* RECORDS TO USE *

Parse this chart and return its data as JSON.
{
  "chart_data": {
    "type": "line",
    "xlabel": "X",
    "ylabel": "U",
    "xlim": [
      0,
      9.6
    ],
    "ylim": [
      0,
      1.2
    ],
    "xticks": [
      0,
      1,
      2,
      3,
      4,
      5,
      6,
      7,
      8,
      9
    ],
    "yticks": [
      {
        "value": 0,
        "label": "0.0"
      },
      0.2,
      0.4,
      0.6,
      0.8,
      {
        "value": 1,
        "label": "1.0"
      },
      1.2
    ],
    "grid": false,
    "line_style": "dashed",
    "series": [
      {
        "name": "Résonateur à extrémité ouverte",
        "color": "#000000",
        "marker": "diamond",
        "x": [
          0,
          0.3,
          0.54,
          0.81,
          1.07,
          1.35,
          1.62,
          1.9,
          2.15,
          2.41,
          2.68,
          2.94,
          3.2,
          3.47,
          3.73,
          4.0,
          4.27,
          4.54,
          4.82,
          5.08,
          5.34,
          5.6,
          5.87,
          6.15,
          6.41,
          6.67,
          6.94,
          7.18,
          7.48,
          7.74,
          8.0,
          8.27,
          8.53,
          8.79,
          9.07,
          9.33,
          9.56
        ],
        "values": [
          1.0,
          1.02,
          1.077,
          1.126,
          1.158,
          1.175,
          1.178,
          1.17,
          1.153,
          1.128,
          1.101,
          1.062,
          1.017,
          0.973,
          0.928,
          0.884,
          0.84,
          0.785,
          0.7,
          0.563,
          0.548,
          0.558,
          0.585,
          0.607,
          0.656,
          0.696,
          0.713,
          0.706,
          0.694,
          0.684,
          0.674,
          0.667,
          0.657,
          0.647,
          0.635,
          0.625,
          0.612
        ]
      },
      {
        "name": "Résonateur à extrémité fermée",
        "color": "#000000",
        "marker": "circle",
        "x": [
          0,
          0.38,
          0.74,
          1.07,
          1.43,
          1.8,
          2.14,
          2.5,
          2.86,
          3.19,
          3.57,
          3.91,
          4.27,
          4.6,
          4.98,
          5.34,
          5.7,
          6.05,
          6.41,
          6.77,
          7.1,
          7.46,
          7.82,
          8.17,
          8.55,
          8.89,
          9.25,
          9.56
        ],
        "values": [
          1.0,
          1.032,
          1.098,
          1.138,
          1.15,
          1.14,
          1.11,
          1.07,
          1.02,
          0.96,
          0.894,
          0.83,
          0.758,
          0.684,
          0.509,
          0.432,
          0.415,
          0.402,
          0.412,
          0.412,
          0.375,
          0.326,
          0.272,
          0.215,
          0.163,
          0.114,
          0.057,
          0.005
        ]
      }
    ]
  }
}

* EXERCISE AIM *
Gather each line that holds "name".

* SOLUTION TO THIS EXERCISE *
        "name": "Résonateur à extrémité ouverte",
        "name": "Résonateur à extrémité fermée",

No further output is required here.